Put the lines of the records, from the line with "header: 使用规则 xyxy=(0,115,1080,235)" up to and including the line with "rule-row: 有效期 2026-06-30", into a Markdown table with two columns, No. and Entry. Number each row and leave out blank lines.

>> start Data for this task

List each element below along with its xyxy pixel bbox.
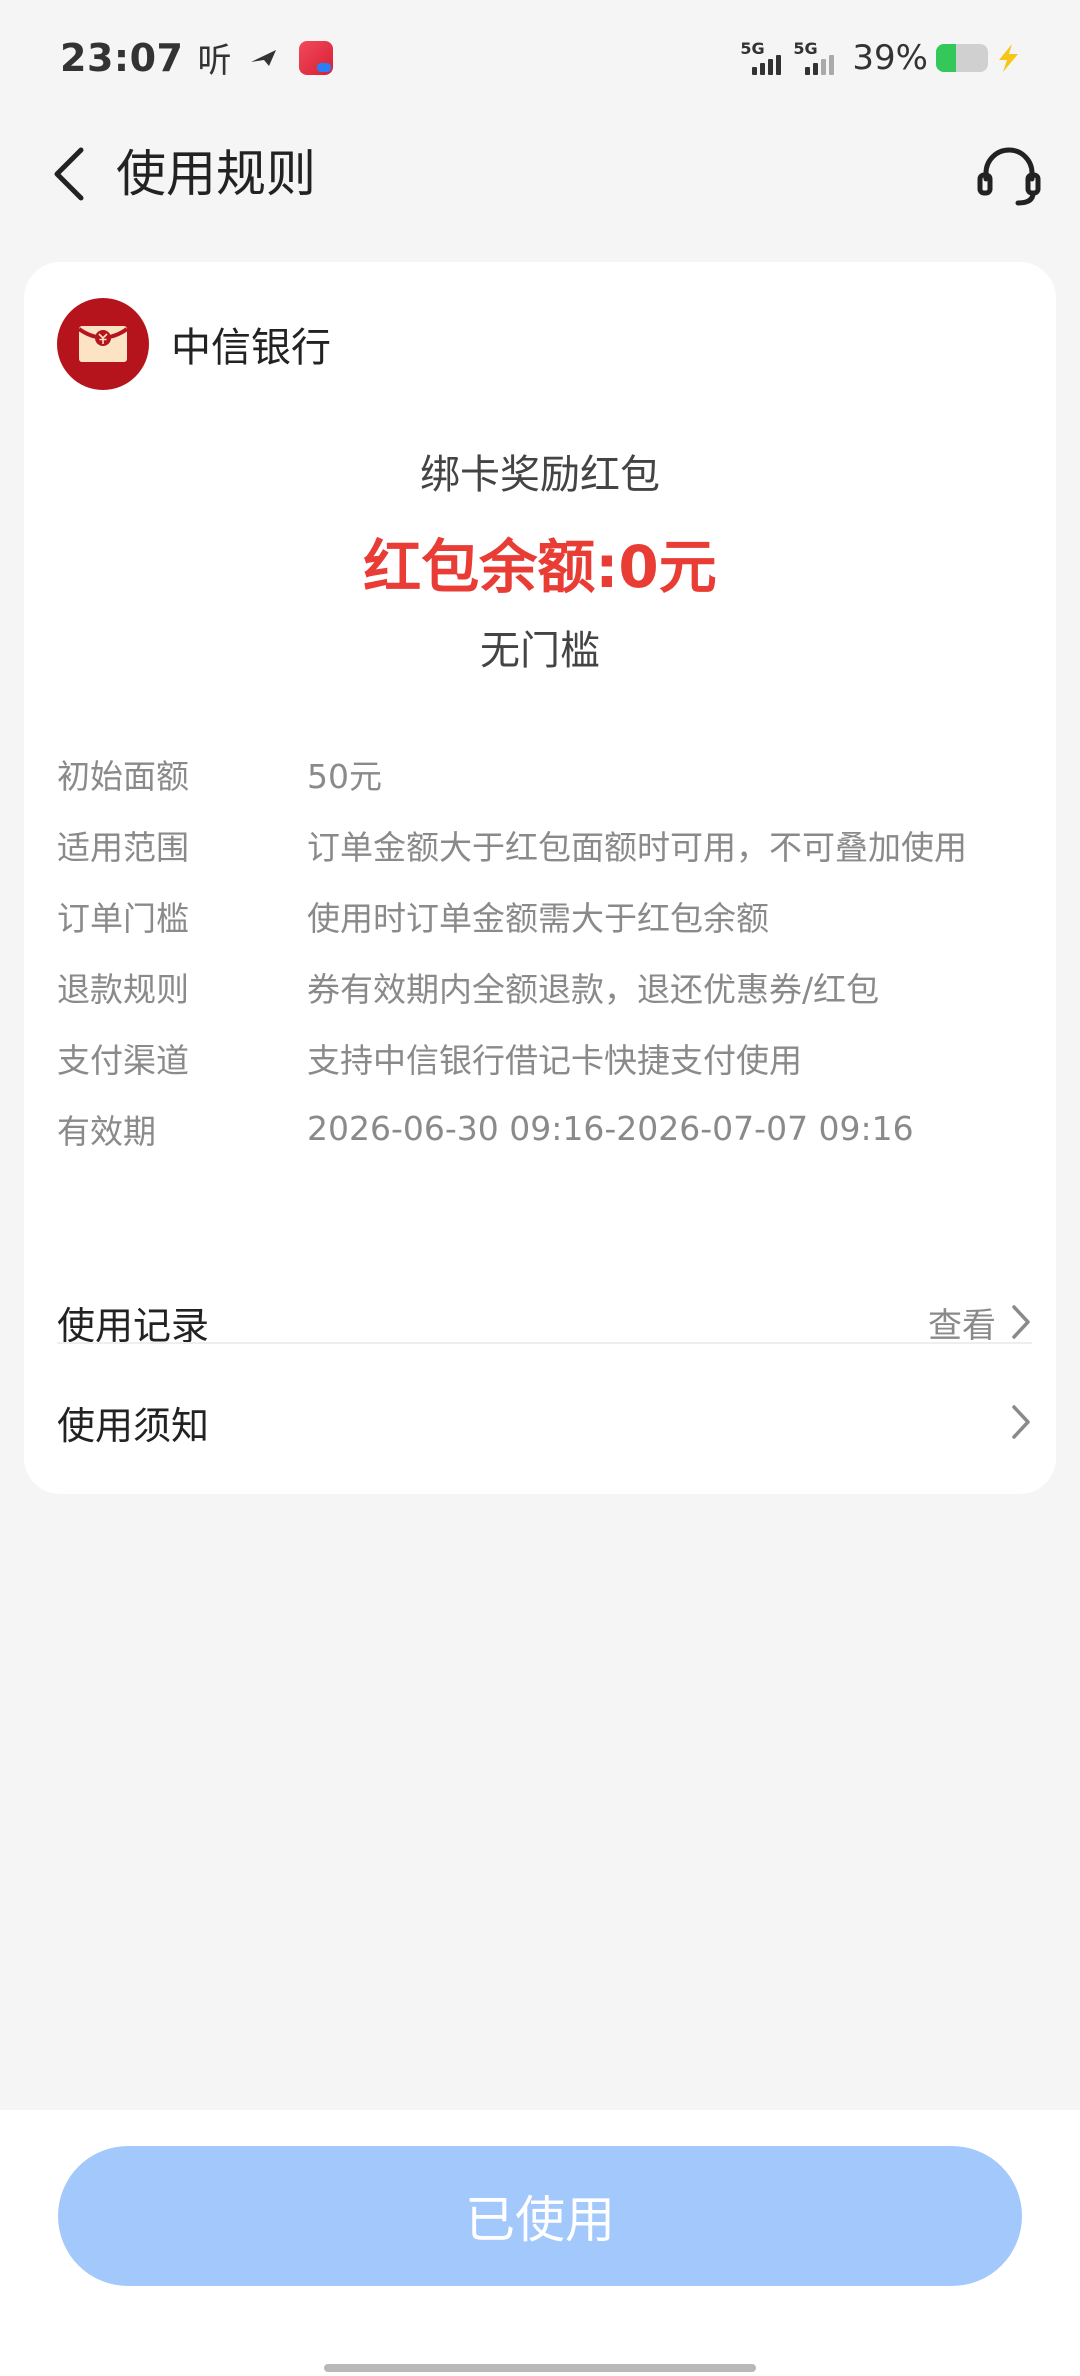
header: 使用规则 xyxy=(0,115,1080,235)
rule-row: 退款规则 券有效期内全额退款，退还优惠券/红包 xyxy=(57,951,1037,1022)
rule-label: 初始面额 xyxy=(57,756,189,796)
status-left: 23:07 听 xyxy=(60,33,334,82)
customer-service-icon[interactable] xyxy=(968,135,1050,217)
threshold-text: 无门槛 xyxy=(480,628,600,674)
battery-percentage: 39% xyxy=(852,37,928,78)
rule-value: 50元 xyxy=(307,756,382,796)
status-right: 5G 5G 39% xyxy=(740,38,1022,78)
usage-notice-action[interactable] xyxy=(1010,1403,1032,1441)
rule-value: 使用时订单金额需大于红包余额 xyxy=(307,898,769,938)
home-indicator[interactable] xyxy=(324,2364,756,2372)
app-notification-icon xyxy=(299,40,334,75)
rule-row: 适用范围 订单金额大于红包面额时可用，不可叠加使用 xyxy=(57,809,1037,880)
rule-label: 适用范围 xyxy=(57,827,189,867)
network-type-2: 5G xyxy=(793,38,818,58)
status-ting: 听 xyxy=(197,41,232,81)
network-type-1: 5G xyxy=(740,38,765,58)
rule-value: 订单金额大于红包面额时可用，不可叠加使用 xyxy=(307,827,967,867)
bank-row: 中信银行 xyxy=(57,298,331,390)
status-time: 23:07 xyxy=(60,35,184,80)
signal-icon-1: 5G xyxy=(740,38,782,75)
rule-label: 有效期 xyxy=(57,1111,156,1151)
chevron-right-icon xyxy=(1012,1405,1030,1439)
battery-level xyxy=(936,43,957,72)
rule-row: 订单门槛 使用时订单金额需大于红包余额 xyxy=(57,880,1037,951)
rule-value: 支持中信银行借记卡快捷支付使用 xyxy=(307,1040,802,1080)
coupon-card: 中信银行 绑卡奖励红包 红包余额:0元 无门槛 初始面额 50元 适用范围 订单… xyxy=(24,262,1056,1494)
rules-list: 初始面额 50元 适用范围 订单金额大于红包面额时可用，不可叠加使用 订单门槛 … xyxy=(57,738,1037,1164)
status-bar: 23:07 听 5G 5G 39% xyxy=(0,0,1080,115)
usage-notice-title: 使用须知 xyxy=(57,1403,210,1448)
charging-bolt-icon xyxy=(994,43,1022,73)
balance-amount: 红包余额:0元 xyxy=(363,533,717,601)
red-envelope-icon xyxy=(57,298,149,390)
signal-icon-2: 5G xyxy=(793,38,835,75)
rule-row: 有效期 2026-06-30 09:16-2026-07-07 09:16 xyxy=(57,1093,1037,1164)
rule-value: 券有效期内全额退款，退还优惠券/红包 xyxy=(307,969,880,1009)
rule-row: 初始面额 50元 xyxy=(57,738,1037,809)
usage-records-action[interactable]: 查看 xyxy=(928,1298,1032,1347)
used-button[interactable]: 已使用 xyxy=(58,2146,1022,2286)
rule-label: 退款规则 xyxy=(57,969,189,1009)
rule-label: 订单门槛 xyxy=(57,898,189,938)
usage-notice-row[interactable]: 使用须知 xyxy=(57,1362,1032,1482)
page-title: 使用规则 xyxy=(116,145,316,203)
battery-icon xyxy=(936,43,988,72)
airplane-icon xyxy=(249,46,279,70)
reward-name: 绑卡奖励红包 xyxy=(420,452,660,498)
bottom-action-bar: 已使用 xyxy=(0,2110,1080,2376)
divider xyxy=(57,1342,1032,1344)
rule-label: 支付渠道 xyxy=(57,1040,189,1080)
bank-name: 中信银行 xyxy=(171,325,331,371)
chevron-right-icon xyxy=(1012,1305,1030,1339)
rule-value: 2026-06-30 09:16-2026-07-07 09:16 xyxy=(307,1109,914,1148)
rule-row: 支付渠道 支持中信银行借记卡快捷支付使用 xyxy=(57,1022,1037,1093)
back-arrow-icon[interactable] xyxy=(34,139,104,209)
view-link[interactable]: 查看 xyxy=(928,1298,996,1347)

>> end Data for this task

Exercise solution:
| No. | Entry |
|---|---|
| 1 | header: 使用规则 xyxy=(0,115,1080,235) |
| 2 | rule-row: 退款规则 券有效期内全额退款，退还优惠券/红包 xyxy=(57,951,1037,1022) |
| 3 | rule-label: 初始面额 xyxy=(57,756,189,796) |
| 4 | status-left: 23:07 听 xyxy=(60,33,334,82) |
| 5 | customer-service-icon[interactable] xyxy=(968,135,1050,217) |
| 6 | threshold-text: 无门槛 xyxy=(480,628,600,674) |
| 7 | battery-percentage: 39% xyxy=(852,37,928,78) |
| 8 | rule-value: 50元 xyxy=(307,756,382,796) |
| 9 | status-right: 5G 5G 39% xyxy=(740,38,1022,78) |
| 10 | usage-notice-action[interactable] xyxy=(1010,1403,1032,1441) |
| 11 | rule-value: 使用时订单金额需大于红包余额 xyxy=(307,898,769,938) |
| 12 | home-indicator[interactable] xyxy=(324,2364,756,2372) |
| 13 | app-notification-icon xyxy=(299,40,334,75) |
| 14 | rule-row: 适用范围 订单金额大于红包面额时可用，不可叠加使用 xyxy=(57,809,1037,880) |
| 15 | rule-label: 适用范围 xyxy=(57,827,189,867) |
| 16 | network-type-2: 5G xyxy=(793,38,818,58) |
| 17 | status-ting: 听 xyxy=(197,41,232,81) |
| 18 | network-type-1: 5G xyxy=(740,38,765,58) |
| 19 | rule-value: 订单金额大于红包面额时可用，不可叠加使用 xyxy=(307,827,967,867) |
| 20 | bank-row: 中信银行 xyxy=(57,298,331,390) |
| 21 | status-time: 23:07 xyxy=(60,35,184,80) |
| 22 | signal-icon-1: 5G xyxy=(740,38,782,75) |
| 23 | rule-label: 有效期 xyxy=(57,1111,156,1151) |
| 24 | chevron-right-icon xyxy=(1012,1405,1030,1439) |
| 25 | battery-level xyxy=(936,43,957,72) |
| 26 | rule-row: 订单门槛 使用时订单金额需大于红包余额 xyxy=(57,880,1037,951) |
| 27 | rule-value: 支持中信银行借记卡快捷支付使用 xyxy=(307,1040,802,1080) |
| 28 | coupon-card: 中信银行 绑卡奖励红包 红包余额:0元 无门槛 初始面额 50元 适用范围 订单… xyxy=(24,262,1056,1494) |
| 29 | rules-list: 初始面额 50元 适用范围 订单金额大于红包面额时可用，不可叠加使用 订单门槛 … xyxy=(57,738,1037,1164) |
| 30 | status-bar: 23:07 听 5G 5G 39% xyxy=(0,0,1080,115) |
| 31 | usage-notice-title: 使用须知 xyxy=(57,1403,210,1448) |
| 32 | charging-bolt-icon xyxy=(994,43,1022,73) |
| 33 | balance-amount: 红包余额:0元 xyxy=(363,533,717,601) |
| 34 | red-envelope-icon xyxy=(57,298,149,390) |
| 35 | signal-icon-2: 5G xyxy=(793,38,835,75) |
| 36 | rule-row: 有效期 2026-06-30 09:16-2026-07-07 09:16 xyxy=(57,1093,1037,1164) |